### Dataset records
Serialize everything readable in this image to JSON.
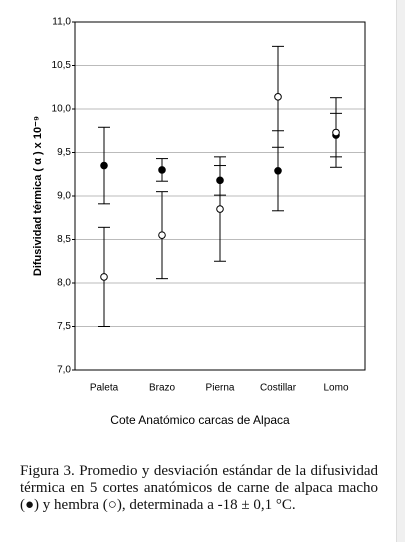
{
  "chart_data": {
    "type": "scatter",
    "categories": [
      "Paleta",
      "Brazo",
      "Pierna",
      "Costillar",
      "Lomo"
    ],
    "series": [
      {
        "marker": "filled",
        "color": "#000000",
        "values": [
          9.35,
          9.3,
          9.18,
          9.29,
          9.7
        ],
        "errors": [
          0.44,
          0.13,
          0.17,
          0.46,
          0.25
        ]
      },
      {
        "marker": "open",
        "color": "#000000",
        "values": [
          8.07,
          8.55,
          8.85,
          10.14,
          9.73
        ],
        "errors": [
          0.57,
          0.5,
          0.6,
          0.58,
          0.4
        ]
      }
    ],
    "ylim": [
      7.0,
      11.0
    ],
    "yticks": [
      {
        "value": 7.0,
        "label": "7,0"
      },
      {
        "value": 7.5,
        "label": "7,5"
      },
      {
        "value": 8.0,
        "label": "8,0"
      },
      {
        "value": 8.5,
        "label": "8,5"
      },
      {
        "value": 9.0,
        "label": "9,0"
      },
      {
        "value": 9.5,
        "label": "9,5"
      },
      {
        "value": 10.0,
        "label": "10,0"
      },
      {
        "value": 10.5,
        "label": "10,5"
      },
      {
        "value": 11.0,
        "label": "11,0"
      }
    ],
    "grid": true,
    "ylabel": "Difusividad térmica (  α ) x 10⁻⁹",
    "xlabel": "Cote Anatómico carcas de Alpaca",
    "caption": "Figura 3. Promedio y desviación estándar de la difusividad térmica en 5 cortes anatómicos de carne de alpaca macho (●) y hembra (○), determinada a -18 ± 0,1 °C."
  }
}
--
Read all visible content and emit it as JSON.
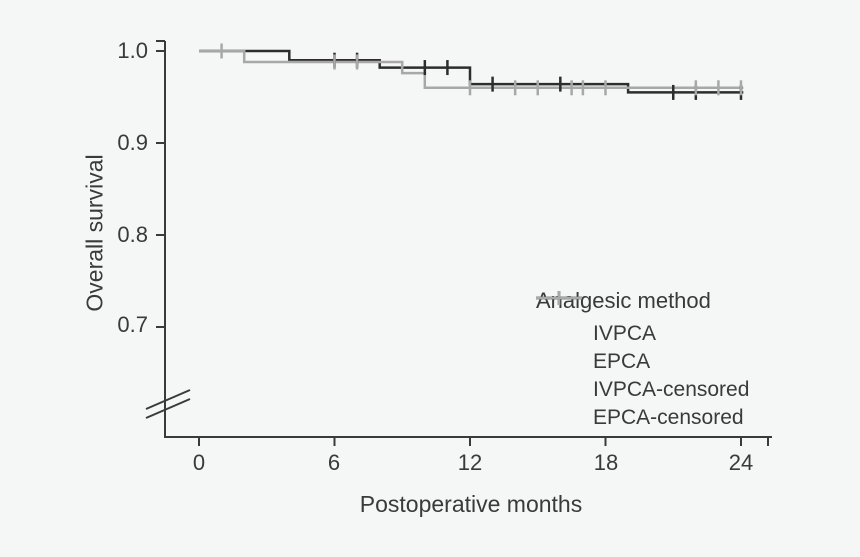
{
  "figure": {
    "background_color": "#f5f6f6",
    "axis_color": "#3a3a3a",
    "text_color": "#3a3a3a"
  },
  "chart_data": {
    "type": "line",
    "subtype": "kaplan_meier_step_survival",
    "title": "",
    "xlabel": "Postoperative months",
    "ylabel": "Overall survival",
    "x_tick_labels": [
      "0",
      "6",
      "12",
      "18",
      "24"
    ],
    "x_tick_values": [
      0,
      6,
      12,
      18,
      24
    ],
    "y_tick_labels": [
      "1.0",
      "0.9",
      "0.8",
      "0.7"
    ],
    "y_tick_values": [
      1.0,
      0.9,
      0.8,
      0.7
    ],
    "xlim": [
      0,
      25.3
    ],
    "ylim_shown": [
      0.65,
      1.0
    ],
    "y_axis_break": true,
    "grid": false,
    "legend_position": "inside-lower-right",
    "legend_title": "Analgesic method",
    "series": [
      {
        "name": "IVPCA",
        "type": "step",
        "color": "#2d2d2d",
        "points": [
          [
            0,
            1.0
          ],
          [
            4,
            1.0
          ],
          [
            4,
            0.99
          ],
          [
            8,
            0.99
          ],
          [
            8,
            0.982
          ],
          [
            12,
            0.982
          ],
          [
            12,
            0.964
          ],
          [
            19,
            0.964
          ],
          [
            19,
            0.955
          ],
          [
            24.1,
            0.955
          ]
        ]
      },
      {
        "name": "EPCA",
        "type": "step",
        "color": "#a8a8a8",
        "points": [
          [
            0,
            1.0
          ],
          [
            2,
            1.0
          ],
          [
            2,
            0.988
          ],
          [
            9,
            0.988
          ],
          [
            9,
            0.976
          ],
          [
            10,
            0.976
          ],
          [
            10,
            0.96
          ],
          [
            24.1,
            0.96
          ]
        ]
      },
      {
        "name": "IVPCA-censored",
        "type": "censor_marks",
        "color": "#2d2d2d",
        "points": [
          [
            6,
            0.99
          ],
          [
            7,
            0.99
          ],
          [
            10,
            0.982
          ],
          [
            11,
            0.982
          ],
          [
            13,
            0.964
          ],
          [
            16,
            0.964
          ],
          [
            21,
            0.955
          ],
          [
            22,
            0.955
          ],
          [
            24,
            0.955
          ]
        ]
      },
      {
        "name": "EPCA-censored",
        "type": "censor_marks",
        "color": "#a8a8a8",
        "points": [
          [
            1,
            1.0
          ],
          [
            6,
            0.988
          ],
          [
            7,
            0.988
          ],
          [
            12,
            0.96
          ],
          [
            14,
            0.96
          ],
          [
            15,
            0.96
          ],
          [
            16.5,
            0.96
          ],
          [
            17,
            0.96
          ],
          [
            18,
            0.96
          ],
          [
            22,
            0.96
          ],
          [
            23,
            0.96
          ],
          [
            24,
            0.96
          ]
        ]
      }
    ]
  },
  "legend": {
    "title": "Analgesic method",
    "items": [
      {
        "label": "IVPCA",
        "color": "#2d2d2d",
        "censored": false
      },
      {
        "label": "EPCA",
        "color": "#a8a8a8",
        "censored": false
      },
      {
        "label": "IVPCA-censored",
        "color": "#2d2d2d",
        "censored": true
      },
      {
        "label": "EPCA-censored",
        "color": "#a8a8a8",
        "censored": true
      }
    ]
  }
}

### Exercise task
Report how many lines of the listing hold the word "Analgesic", with nothing but the number.

### Task answer
2